_Input_:

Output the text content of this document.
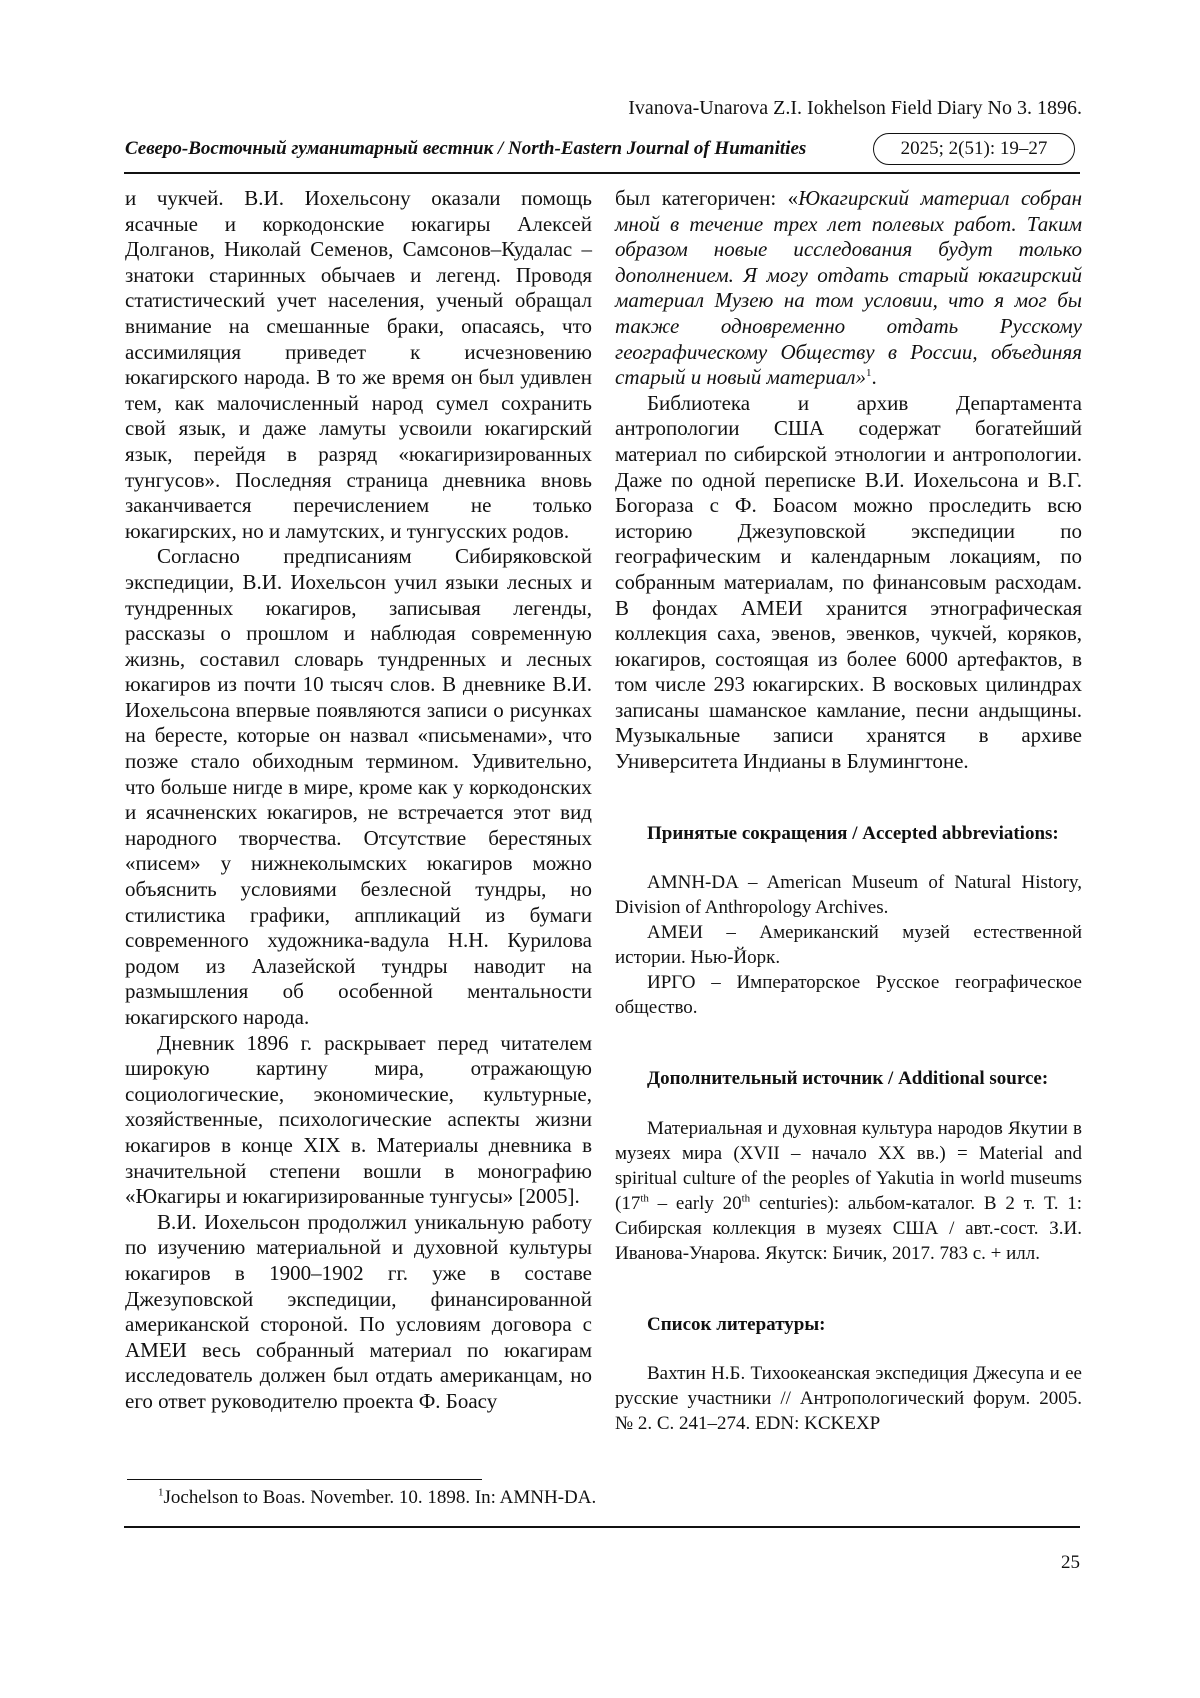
Ivanova-Unarova Z.I. Iokhelson Field Diary No 3. 1896.
Северо-Восточный гуманитарный вестник / North-Eastern Journal of Humanities	2025; 2(51): 19–27

и чукчей. В.И. Иохельсону оказали помощь ясачные и коркодонские юкагиры Алексей Долганов, Николай Семенов, Самсонов–Кудалас – знатоки старинных обычаев и легенд. Проводя статистический учет населения, ученый обращал внимание на смешанные браки, опасаясь, что ассимиляция приведет к исчезновению юкагирского народа. В то же время он был удивлен тем, как малочисленный народ сумел сохранить свой язык, и даже ламуты усвоили юкагирский язык, перейдя в разряд «юкагиризированных тунгусов». Последняя страница дневника вновь заканчивается перечислением не только юкагирских, но и ламутских, и тунгусских родов.

Согласно предписаниям Сибиряковской экспедиции, В.И. Иохельсон учил языки лесных и тундренных юкагиров, записывая легенды, рассказы о прошлом и наблюдая современную жизнь, составил словарь тундренных и лесных юкагиров из почти 10 тысяч слов. В дневнике В.И. Иохельсона впервые появляются записи о рисунках на бересте, которые он назвал «письменами», что позже стало обиходным термином. Удивительно, что больше нигде в мире, кроме как у коркодонских и ясачненских юкагиров, не встречается этот вид народного творчества. Отсутствие берестяных «писем» у нижнеколымских юкагиров можно объяснить условиями безлесной тундры, но стилистика графики, аппликаций из бумаги современного художника-вадула Н.Н. Курилова родом из Алазейской тундры наводит на размышления об особенной ментальности юкагирского народа.

Дневник 1896 г. раскрывает перед читателем широкую картину мира, отражающую социологические, экономические, культурные, хозяйственные, психологические аспекты жизни юкагиров в конце XIX в. Материалы дневника в значительной степени вошли в монографию «Юкагиры и юкагиризированные тунгусы» [2005].

В.И. Иохельсон продолжил уникальную работу по изучению материальной и духовной культуры юкагиров в 1900–1902 гг. уже в составе Джезуповской экспедиции, финансированной американской стороной. По условиям договора с АМЕИ весь собранный материал по юкагирам исследователь должен был отдать американцам, но его ответ руководителю проекта Ф. Боасу

был категоричен: «Юкагирский материал собран мной в течение трех лет полевых работ. Таким образом новые исследования будут только дополнением. Я могу отдать старый юкагирский материал Музею на том условии, что я мог бы также одновременно отдать Русскому географическому Обществу в России, объединяя старый и новый материал»$^1$.

Библиотека и архив Департамента антропологии США содержат богатейший материал по сибирской этнологии и антропологии. Даже по одной переписке В.И. Иохельсона и В.Г. Богораза с Ф. Боасом можно проследить всю историю Джезуповской экспедиции по географическим и календарным локациям, по собранным материалам, по финансовым расходам. В фондах АМЕИ хранится этнографическая коллекция саха, эвенов, эвенков, чукчей, коряков, юкагиров, состоящая из более 6000 артефактов, в том числе 293 юкагирских. В восковых цилиндрах записаны шаманское камлание, песни андыщины. Музыкальные записи хранятся в архиве Университета Индианы в Блумингтоне.

Принятые сокращения / Accepted abbreviations:

AMNH-DA – American Museum of Natural History, Division of Anthropology Archives.

АМЕИ – Американский музей естественной истории. Нью-Йорк.

ИРГО – Императорское Русское географическое общество.

Дополнительный источник / Additional source:

Материальная и духовная культура народов Якутии в музеях мира (XVII – начало XX вв.) = Material and spiritual culture of the peoples of Yakutia in world museums (17th – early 20th centuries): альбом-каталог. В 2 т. Т. 1: Сибирская коллекция в музеях США / авт.-сост. З.И. Иванова-Унарова. Якутск: Бичик, 2017. 783 с. + илл.

Список литературы:

Вахтин Н.Б. Тихоокеанская экспедиция Джесупа и ее русские участники // Антропологический форум. 2005. № 2. С. 241–274. EDN: KCKEXP

$^1$Jochelson to Boas. November. 10. 1898. In: AMNH-DA.
25
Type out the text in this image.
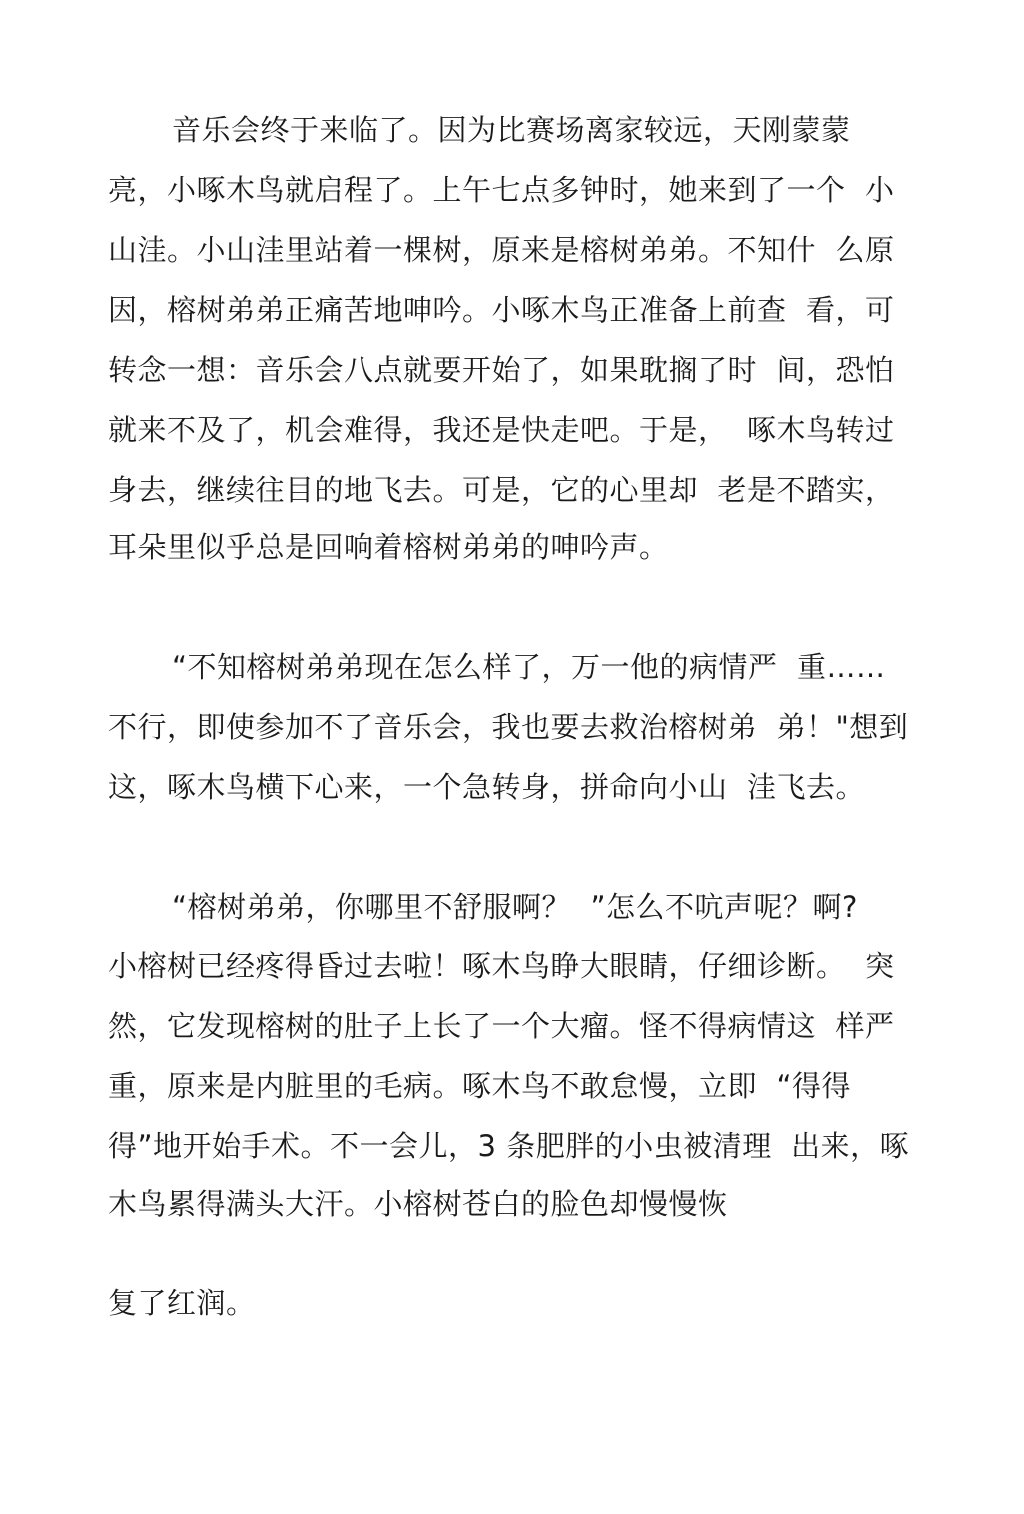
音乐会终于来临了。因为比赛场离家较远，天刚蒙蒙
亮，小啄木鸟就启程了。上午七点多钟时，她来到了一个  小
山洼。小山洼里站着一棵树，原来是榕树弟弟。不知什  么原
因，榕树弟弟正痛苦地呻吟。小啄木鸟正准备上前查  看，可
转念一想：音乐会八点就要开始了，如果耽搁了时  间，恐怕
就来不及了，机会难得，我还是快走吧。于是，  啄木鸟转过
身去，继续往目的地飞去。可是，它的心里却  老是不踏实，
耳朵里似乎总是回响着榕树弟弟的呻吟声。
“不知榕树弟弟现在怎么样了，万一他的病情严  重……
不行，即使参加不了音乐会，我也要去救治榕树弟  弟！"想到
这，啄木鸟横下心来，一个急转身，拼命向小山  洼飞去。
“榕树弟弟，你哪里不舒服啊？  ”怎么不吭声呢？啊?
小榕树已经疼得昏过去啦！啄木鸟睁大眼睛，仔细诊断。  突
然，它发现榕树的肚子上长了一个大瘤。怪不得病情这  样严
重，原来是内脏里的毛病。啄木鸟不敢怠慢，立即  “得得
得”地开始手术。不一会儿，3 条肥胖的小虫被清理  出来，啄
木鸟累得满头大汗。小榕树苍白的脸色却慢慢恢
复了红润。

_Requirements_: Write out the material above again, word for word, minus its pictures.

_Result of this task_:
Output the text content of this document.
Ivanova-Unarova Z.I. Iokhelson Field Diary No 3. 1896.
Северо-Восточный гуманитарный вестник / North-Eastern Journal of Humanities	2025; 2(51): 19–27

и чукчей. В.И. Иохельсону оказали помощь ясачные и коркодонские юкагиры Алексей Долганов, Николай Семенов, Самсонов–Кудалас – знатоки старинных обычаев и легенд. Проводя статистический учет населения, ученый обращал внимание на смешанные браки, опасаясь, что ассимиляция приведет к исчезновению юкагирского народа. В то же время он был удивлен тем, как малочисленный народ сумел сохранить свой язык, и даже ламуты усвоили юкагирский язык, перейдя в разряд «юкагиризированных тунгусов». Последняя страница дневника вновь заканчивается перечислением не только юкагирских, но и ламутских, и тунгусских родов.

Согласно предписаниям Сибиряковской экспедиции, В.И. Иохельсон учил языки лесных и тундренных юкагиров, записывая легенды, рассказы о прошлом и наблюдая современную жизнь, составил словарь тундренных и лесных юкагиров из почти 10 тысяч слов. В дневнике В.И. Иохельсона впервые появляются записи о рисунках на бересте, которые он назвал «письменами», что позже стало обиходным термином. Удивительно, что больше нигде в мире, кроме как у коркодонских и ясачненских юкагиров, не встречается этот вид народного творчества. Отсутствие берестяных «писем» у нижнеколымских юкагиров можно объяснить условиями безлесной тундры, но стилистика графики, аппликаций из бумаги современного художника-вадула Н.Н. Курилова родом из Алазейской тундры наводит на размышления об особенной ментальности юкагирского народа.

Дневник 1896 г. раскрывает перед читателем широкую картину мира, отражающую социологические, экономические, культурные, хозяйственные, психологические аспекты жизни юкагиров в конце XIX в. Материалы дневника в значительной степени вошли в монографию «Юкагиры и юкагиризированные тунгусы» [2005].

В.И. Иохельсон продолжил уникальную работу по изучению материальной и духовной культуры юкагиров в 1900–1902 гг. уже в составе Джезуповской экспедиции, финансированной американской стороной. По условиям договора с АМЕИ весь собранный материал по юкагирам исследователь должен был отдать американцам, но его ответ руководителю проекта Ф. Боасу

был категоричен: «Юкагирский материал собран мной в течение трех лет полевых работ. Таким образом новые исследования будут только дополнением. Я могу отдать старый юкагирский материал Музею на том условии, что я мог бы также одновременно отдать Русскому географическому Обществу в России, объединяя старый и новый материал»$^1$.

Библиотека и архив Департамента антропологии США содержат богатейший материал по сибирской этнологии и антропологии. Даже по одной переписке В.И. Иохельсона и В.Г. Богораза с Ф. Боасом можно проследить всю историю Джезуповской экспедиции по географическим и календарным локациям, по собранным материалам, по финансовым расходам. В фондах АМЕИ хранится этнографическая коллекция саха, эвенов, эвенков, чукчей, коряков, юкагиров, состоящая из более 6000 артефактов, в том числе 293 юкагирских. В восковых цилиндрах записаны шаманское камлание, песни андыщины. Музыкальные записи хранятся в архиве Университета Индианы в Блумингтоне.

Принятые сокращения / Accepted abbreviations:

AMNH-DA – American Museum of Natural History, Division of Anthropology Archives.

АМЕИ – Американский музей естественной истории. Нью-Йорк.

ИРГО – Императорское Русское географическое общество.

Дополнительный источник / Additional source:

Материальная и духовная культура народов Якутии в музеях мира (XVII – начало XX вв.) = Material and spiritual culture of the peoples of Yakutia in world museums (17th – early 20th centuries): альбом-каталог. В 2 т. Т. 1: Сибирская коллекция в музеях США / авт.-сост. З.И. Иванова-Унарова. Якутск: Бичик, 2017. 783 с. + илл.

Список литературы:

Вахтин Н.Б. Тихоокеанская экспедиция Джесупа и ее русские участники // Антропологический форум. 2005. № 2. С. 241–274. EDN: KCKEXP

$^1$Jochelson to Boas. November. 10. 1898. In: AMNH-DA.
25
Type out the text in this image.
音乐会终于来临了。因为比赛场离家较远，天刚蒙蒙
亮，小啄木鸟就启程了。上午七点多钟时，她来到了一个  小
山洼。小山洼里站着一棵树，原来是榕树弟弟。不知什  么原
因，榕树弟弟正痛苦地呻吟。小啄木鸟正准备上前查  看，可
转念一想：音乐会八点就要开始了，如果耽搁了时  间，恐怕
就来不及了，机会难得，我还是快走吧。于是，  啄木鸟转过
身去，继续往目的地飞去。可是，它的心里却  老是不踏实，
耳朵里似乎总是回响着榕树弟弟的呻吟声。
“不知榕树弟弟现在怎么样了，万一他的病情严  重……
不行，即使参加不了音乐会，我也要去救治榕树弟  弟！"想到
这，啄木鸟横下心来，一个急转身，拼命向小山  洼飞去。
“榕树弟弟，你哪里不舒服啊？  ”怎么不吭声呢？啊?
小榕树已经疼得昏过去啦！啄木鸟睁大眼睛，仔细诊断。  突
然，它发现榕树的肚子上长了一个大瘤。怪不得病情这  样严
重，原来是内脏里的毛病。啄木鸟不敢怠慢，立即  “得得
得”地开始手术。不一会儿，3 条肥胖的小虫被清理  出来，啄
木鸟累得满头大汗。小榕树苍白的脸色却慢慢恢
复了红润。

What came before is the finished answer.